%%

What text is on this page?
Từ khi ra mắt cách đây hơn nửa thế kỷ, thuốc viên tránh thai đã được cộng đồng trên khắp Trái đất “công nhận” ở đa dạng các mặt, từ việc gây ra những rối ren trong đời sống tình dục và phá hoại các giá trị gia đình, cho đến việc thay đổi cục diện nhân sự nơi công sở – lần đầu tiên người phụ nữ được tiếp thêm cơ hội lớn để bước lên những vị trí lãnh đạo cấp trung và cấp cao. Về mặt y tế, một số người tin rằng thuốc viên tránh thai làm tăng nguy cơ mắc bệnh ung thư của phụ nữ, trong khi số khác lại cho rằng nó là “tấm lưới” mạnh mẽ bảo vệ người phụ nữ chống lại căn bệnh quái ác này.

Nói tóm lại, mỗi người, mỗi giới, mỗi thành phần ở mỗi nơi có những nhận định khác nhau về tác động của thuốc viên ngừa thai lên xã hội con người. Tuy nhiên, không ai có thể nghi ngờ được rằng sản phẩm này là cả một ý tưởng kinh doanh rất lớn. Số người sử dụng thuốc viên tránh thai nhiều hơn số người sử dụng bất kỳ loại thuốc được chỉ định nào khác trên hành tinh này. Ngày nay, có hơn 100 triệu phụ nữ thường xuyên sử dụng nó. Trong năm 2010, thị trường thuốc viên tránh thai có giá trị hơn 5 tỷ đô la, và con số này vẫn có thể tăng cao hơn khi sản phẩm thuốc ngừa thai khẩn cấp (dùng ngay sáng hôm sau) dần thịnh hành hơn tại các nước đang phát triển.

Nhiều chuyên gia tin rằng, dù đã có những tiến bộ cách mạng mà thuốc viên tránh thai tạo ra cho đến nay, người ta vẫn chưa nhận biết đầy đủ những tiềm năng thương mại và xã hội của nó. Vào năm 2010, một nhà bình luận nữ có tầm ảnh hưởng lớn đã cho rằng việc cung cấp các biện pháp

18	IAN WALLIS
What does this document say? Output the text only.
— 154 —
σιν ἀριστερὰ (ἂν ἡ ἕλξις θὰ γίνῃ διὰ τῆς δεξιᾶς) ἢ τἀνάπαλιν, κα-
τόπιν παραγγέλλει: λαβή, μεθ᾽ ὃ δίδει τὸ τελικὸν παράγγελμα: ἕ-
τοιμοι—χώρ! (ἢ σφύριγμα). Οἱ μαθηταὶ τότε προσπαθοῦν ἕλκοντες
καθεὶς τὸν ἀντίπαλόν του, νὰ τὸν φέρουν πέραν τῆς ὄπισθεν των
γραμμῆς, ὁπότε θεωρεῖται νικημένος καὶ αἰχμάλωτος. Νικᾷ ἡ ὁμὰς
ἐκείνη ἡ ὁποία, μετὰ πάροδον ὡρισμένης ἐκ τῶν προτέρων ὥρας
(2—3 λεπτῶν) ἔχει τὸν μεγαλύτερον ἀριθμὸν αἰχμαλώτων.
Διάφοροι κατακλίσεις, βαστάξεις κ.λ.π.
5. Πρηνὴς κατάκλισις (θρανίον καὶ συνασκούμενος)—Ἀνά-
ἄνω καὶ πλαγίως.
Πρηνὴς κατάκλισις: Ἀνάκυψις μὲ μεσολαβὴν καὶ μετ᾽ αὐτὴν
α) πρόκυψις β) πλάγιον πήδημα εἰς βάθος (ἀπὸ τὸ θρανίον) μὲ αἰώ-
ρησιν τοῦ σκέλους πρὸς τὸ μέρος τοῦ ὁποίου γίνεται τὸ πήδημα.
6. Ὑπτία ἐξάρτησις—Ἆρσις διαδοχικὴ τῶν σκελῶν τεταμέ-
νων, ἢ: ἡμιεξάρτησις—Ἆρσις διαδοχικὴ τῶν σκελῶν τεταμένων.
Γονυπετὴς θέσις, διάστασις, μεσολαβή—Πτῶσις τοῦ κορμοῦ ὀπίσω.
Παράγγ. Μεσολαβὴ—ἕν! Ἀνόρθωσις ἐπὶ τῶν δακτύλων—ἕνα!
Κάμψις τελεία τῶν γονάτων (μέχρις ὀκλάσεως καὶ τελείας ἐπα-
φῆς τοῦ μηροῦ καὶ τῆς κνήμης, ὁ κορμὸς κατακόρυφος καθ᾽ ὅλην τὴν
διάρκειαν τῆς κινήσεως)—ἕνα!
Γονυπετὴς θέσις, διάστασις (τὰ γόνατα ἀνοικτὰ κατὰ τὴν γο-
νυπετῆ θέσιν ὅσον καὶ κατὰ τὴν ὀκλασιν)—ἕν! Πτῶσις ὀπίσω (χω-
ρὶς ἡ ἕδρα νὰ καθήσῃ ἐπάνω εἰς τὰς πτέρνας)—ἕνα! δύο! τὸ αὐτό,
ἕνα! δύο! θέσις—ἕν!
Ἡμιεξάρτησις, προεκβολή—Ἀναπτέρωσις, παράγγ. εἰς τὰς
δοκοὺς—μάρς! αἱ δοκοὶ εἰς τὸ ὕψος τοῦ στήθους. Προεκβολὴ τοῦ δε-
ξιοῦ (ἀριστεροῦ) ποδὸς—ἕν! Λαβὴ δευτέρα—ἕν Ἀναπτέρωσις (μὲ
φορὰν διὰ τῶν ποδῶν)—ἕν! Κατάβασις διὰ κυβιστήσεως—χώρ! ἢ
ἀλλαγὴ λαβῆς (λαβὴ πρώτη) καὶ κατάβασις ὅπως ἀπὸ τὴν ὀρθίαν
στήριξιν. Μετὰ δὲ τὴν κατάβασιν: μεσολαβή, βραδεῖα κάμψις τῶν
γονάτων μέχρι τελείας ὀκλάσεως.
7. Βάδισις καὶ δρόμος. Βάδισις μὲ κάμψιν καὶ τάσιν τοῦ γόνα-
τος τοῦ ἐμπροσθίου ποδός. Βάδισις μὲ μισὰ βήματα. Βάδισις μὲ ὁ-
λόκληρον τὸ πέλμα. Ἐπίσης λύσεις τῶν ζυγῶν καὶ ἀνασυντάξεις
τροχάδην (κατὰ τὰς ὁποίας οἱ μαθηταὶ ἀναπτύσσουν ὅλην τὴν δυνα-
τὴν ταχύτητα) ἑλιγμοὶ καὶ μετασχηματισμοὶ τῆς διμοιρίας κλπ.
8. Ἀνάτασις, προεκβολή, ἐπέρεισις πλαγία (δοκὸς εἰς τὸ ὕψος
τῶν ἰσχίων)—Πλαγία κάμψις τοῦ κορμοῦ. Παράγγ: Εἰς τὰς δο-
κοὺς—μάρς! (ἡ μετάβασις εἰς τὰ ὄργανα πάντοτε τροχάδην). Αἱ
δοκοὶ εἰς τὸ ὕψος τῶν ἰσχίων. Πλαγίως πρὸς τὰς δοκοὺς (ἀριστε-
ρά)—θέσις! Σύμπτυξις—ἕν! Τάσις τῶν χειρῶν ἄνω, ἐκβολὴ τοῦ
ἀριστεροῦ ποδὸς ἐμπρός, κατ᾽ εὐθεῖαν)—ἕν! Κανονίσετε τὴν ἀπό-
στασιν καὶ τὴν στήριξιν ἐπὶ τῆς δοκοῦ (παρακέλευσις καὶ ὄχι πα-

%%

| EXERCISE GOAL |
All lines above containing the string "ὕψος" are to be collected.

| COMPLETED TASK |
δοκοὺς—μάρς! αἱ δοκοὶ εἰς τὸ ὕψος τοῦ στήθους. Προεκβολὴ τοῦ δε-
8. Ἀνάτασις, προεκβολή, ἐπέρεισις πλαγία (δοκὸς εἰς τὸ ὕψος
δοκοὶ εἰς τὸ ὕψος τῶν ἰσχίων. Πλαγίως πρὸς τὰς δοκοὺς (ἀριστε-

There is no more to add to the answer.